▶ **Prompt**
Render the listing as a JSON list of strings, one string per line with blank lines omitted, starting at the first line of the listing and ending at the line that contains "candle-body [344,134,355,164]", both included.

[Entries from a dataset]
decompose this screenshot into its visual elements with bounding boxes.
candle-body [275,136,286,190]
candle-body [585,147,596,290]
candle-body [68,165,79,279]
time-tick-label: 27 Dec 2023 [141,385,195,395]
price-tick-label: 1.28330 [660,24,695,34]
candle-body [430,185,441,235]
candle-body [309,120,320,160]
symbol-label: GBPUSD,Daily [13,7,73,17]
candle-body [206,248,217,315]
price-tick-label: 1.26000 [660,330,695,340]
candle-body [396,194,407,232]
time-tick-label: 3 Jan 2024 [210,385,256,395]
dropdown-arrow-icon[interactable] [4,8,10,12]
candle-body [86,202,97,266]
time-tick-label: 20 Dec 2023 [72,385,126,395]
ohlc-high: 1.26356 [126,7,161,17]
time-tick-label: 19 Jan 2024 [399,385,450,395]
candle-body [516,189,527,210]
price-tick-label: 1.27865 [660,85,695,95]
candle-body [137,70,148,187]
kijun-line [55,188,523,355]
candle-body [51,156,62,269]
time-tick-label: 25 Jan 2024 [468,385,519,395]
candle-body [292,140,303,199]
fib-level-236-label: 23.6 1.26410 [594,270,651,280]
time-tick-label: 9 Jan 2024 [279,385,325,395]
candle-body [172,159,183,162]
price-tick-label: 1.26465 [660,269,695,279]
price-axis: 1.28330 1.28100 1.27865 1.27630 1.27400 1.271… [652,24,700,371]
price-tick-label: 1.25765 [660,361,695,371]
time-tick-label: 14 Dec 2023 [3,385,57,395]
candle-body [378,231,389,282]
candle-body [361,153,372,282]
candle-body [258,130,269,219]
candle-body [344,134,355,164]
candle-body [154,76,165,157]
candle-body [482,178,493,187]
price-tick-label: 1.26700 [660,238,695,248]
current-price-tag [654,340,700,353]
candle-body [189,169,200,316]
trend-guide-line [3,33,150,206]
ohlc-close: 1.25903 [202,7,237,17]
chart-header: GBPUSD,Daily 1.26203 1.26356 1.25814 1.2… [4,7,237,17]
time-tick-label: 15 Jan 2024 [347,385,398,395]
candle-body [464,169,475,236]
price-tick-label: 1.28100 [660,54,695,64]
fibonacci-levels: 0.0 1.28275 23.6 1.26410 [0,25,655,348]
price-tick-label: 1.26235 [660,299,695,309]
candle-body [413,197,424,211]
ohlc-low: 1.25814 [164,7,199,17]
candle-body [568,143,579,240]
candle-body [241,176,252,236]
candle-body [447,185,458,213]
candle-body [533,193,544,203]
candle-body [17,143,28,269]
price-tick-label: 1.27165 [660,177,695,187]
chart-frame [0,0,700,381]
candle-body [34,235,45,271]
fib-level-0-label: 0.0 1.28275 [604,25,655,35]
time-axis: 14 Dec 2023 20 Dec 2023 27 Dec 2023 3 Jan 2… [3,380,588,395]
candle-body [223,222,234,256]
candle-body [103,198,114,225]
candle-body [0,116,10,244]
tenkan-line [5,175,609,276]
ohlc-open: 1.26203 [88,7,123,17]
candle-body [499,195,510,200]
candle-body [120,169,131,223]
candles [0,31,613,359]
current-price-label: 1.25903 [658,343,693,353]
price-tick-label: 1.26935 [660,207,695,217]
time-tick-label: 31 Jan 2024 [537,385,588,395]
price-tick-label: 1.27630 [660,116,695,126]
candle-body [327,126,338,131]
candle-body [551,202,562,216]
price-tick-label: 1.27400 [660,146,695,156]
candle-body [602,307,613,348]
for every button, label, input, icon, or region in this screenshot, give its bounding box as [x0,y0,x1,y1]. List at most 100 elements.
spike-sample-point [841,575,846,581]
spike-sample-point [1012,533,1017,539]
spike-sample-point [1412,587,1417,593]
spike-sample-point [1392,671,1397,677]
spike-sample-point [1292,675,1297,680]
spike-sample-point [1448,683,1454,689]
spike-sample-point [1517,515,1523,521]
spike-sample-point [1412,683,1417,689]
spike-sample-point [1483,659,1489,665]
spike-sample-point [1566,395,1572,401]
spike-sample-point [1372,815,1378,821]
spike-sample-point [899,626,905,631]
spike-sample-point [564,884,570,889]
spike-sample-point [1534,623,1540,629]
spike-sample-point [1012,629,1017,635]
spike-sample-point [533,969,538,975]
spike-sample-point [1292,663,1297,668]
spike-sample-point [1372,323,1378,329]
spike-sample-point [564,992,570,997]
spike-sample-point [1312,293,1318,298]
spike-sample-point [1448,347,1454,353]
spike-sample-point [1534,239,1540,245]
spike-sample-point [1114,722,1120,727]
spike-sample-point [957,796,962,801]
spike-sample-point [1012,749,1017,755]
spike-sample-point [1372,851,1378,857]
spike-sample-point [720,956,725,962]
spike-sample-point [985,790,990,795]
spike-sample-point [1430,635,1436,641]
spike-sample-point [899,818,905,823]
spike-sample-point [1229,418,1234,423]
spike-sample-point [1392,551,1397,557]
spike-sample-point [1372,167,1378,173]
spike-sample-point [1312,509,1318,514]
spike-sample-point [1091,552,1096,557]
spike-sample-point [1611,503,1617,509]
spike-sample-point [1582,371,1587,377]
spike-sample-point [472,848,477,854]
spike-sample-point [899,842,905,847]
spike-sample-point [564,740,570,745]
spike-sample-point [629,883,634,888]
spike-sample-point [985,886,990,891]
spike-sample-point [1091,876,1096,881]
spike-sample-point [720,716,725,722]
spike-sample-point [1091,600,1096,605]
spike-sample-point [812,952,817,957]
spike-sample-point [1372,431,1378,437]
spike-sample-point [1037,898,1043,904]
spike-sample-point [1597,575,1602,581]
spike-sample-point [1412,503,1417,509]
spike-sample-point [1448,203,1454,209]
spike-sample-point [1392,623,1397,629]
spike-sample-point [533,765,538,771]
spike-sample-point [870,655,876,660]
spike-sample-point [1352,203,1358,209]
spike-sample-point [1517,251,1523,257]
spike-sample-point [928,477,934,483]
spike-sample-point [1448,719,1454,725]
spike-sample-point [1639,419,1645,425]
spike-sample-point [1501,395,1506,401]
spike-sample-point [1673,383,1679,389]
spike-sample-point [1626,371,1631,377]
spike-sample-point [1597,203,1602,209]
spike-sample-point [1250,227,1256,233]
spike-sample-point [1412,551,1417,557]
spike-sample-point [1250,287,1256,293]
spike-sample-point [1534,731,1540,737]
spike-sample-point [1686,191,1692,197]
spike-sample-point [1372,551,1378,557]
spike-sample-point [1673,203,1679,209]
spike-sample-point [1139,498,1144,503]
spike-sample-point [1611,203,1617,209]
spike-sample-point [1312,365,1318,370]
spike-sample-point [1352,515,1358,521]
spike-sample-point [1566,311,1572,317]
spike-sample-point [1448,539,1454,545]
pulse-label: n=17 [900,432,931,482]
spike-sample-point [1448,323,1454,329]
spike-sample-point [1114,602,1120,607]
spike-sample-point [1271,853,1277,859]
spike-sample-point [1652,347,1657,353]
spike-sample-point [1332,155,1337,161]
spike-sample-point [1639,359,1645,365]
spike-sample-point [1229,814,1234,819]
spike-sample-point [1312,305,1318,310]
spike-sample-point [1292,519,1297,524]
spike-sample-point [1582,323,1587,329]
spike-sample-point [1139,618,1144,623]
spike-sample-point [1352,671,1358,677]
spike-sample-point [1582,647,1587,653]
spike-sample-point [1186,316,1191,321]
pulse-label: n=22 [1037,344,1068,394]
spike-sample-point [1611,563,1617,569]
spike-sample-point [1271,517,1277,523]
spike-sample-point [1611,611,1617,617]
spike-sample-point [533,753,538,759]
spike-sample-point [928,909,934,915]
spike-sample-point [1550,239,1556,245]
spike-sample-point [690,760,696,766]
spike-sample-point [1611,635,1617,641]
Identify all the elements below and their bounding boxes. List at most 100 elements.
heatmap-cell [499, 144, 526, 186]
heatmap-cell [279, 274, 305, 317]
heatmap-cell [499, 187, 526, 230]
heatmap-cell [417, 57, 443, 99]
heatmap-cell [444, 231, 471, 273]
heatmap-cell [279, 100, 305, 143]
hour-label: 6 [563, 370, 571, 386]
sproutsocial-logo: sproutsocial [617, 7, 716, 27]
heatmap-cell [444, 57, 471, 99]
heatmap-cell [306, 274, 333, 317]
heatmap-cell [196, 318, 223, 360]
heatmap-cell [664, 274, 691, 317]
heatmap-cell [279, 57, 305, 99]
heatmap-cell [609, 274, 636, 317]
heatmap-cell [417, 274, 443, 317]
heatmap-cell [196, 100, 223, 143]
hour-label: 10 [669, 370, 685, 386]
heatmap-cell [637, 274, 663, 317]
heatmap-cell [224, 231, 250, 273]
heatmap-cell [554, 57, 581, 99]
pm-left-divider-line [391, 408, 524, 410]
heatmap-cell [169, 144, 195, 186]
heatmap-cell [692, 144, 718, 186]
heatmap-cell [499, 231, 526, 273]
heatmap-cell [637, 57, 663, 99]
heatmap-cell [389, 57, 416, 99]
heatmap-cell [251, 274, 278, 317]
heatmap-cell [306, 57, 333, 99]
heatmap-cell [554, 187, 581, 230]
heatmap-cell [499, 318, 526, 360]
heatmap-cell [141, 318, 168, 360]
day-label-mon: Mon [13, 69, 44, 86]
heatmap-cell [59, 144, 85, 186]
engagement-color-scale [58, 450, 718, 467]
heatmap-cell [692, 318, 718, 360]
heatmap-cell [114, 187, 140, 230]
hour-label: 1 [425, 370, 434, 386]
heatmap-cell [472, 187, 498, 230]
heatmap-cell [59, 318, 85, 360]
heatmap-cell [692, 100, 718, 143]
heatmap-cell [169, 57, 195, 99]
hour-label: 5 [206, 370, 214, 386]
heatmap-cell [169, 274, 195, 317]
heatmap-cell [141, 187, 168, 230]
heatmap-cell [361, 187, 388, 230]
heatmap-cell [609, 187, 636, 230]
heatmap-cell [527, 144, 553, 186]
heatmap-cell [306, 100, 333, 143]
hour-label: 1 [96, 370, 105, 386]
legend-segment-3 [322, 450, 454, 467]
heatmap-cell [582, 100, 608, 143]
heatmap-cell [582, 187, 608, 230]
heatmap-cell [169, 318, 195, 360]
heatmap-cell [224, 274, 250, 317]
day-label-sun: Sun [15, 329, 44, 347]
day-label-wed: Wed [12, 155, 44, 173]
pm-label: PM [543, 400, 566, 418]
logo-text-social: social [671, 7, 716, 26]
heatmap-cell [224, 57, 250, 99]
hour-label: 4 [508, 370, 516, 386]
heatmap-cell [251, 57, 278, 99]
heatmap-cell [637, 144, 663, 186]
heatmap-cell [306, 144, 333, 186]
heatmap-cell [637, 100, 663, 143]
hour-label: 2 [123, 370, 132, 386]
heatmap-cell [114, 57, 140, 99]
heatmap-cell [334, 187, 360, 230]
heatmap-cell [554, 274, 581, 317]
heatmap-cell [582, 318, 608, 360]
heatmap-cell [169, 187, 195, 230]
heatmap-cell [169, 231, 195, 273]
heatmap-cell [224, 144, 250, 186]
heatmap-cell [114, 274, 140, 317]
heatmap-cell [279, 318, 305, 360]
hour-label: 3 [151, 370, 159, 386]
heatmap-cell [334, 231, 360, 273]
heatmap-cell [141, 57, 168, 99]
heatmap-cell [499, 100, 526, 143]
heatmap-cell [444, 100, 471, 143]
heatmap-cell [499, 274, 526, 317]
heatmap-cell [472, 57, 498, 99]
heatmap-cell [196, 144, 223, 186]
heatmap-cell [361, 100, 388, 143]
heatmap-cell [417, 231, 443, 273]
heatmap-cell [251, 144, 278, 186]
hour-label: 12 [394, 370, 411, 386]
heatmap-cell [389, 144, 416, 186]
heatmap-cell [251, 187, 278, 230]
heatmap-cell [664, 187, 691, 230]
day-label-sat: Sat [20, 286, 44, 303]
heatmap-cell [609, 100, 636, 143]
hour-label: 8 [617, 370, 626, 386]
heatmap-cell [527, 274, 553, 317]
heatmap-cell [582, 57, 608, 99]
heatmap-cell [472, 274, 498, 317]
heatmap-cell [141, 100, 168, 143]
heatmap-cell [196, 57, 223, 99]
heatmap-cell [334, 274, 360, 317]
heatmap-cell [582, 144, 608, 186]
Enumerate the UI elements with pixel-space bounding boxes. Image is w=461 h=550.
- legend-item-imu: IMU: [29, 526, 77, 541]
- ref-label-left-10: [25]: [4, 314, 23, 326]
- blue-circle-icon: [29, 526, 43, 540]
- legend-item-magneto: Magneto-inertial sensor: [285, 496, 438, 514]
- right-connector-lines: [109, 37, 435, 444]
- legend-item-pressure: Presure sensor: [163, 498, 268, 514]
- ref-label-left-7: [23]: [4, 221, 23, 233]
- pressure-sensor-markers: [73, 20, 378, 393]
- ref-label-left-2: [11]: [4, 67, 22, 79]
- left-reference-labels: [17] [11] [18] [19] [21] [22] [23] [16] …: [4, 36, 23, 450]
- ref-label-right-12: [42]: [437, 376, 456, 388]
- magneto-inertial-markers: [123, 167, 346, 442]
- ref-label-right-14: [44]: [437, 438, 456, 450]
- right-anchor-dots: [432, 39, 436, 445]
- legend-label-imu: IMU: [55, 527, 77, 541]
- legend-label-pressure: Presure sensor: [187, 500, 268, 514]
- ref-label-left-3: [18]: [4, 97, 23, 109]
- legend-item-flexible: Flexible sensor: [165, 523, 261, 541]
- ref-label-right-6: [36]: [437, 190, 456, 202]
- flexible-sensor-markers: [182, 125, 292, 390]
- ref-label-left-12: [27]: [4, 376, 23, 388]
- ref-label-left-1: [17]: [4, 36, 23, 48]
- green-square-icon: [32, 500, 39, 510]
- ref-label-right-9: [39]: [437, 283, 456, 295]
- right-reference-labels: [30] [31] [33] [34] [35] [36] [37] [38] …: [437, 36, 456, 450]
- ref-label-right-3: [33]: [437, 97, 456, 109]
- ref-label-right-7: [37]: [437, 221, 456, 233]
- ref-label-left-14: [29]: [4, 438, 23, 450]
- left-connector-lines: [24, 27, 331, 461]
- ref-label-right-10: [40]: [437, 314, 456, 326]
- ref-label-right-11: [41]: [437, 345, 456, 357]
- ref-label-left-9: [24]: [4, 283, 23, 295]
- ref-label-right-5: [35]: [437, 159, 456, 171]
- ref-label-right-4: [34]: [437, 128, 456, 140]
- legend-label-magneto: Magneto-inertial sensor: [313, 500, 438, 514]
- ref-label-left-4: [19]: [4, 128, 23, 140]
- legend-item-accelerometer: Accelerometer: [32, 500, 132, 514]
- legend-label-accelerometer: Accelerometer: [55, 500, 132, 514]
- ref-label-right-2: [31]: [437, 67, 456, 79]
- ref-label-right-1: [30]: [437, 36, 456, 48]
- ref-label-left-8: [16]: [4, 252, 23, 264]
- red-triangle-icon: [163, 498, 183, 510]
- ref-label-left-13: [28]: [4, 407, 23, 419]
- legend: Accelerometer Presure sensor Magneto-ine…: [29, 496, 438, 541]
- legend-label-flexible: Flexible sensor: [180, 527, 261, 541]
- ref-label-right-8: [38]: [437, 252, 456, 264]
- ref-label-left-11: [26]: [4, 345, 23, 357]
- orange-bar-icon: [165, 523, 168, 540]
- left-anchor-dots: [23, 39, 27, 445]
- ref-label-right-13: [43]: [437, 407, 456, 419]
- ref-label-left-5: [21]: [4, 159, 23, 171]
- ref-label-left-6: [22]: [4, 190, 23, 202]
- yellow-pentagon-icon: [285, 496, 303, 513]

▶ **Solution**
[
  "decompose this screenshot into its visual elements with bounding boxes.",
  "candle-body [275,136,286,190]",
  "candle-body [585,147,596,290]",
  "candle-body [68,165,79,279]",
  "time-tick-label: 27 Dec 2023 [141,385,195,395]",
  "price-tick-label: 1.28330 [660,24,695,34]",
  "candle-body [430,185,441,235]",
  "candle-body [309,120,320,160]",
  "symbol-label: GBPUSD,Daily [13,7,73,17]",
  "candle-body [206,248,217,315]",
  "price-tick-label: 1.26000 [660,330,695,340]",
  "candle-body [396,194,407,232]",
  "time-tick-label: 3 Jan 2024 [210,385,256,395]",
  "dropdown-arrow-icon[interactable] [4,8,10,12]",
  "candle-body [86,202,97,266]",
  "time-tick-label: 20 Dec 2023 [72,385,126,395]",
  "ohlc-high: 1.26356 [126,7,161,17]",
  "time-tick-label: 19 Jan 2024 [399,385,450,395]",
  "candle-body [516,189,527,210]",
  "price-tick-label: 1.27865 [660,85,695,95]",
  "candle-body [137,70,148,187]",
  "kijun-line [55,188,523,355]",
  "candle-body [51,156,62,269]",
  "time-tick-label: 25 Jan 2024 [468,385,519,395]",
  "candle-body [292,140,303,199]",
  "fib-level-236-label: 23.6 1.26410 [594,270,651,280]",
  "time-tick-label: 9 Jan 2024 [279,385,325,395]",
  "candle-body [172,159,183,162]",
  "price-tick-label: 1.26465 [660,269,695,279]",
  "price-axis: 1.28330 1.28100 1.27865 1.27630 1.27400 1.271… [652,24,700,371]",
  "price-tick-label: 1.25765 [660,361,695,371]",
  "time-tick-label: 14 Dec 2023 [3,385,57,395]",
  "candle-body [378,231,389,282]",
  "candle-body [361,153,372,282]",
  "candle-body [258,130,269,219]",
  "candle-body [344,134,355,164]"
]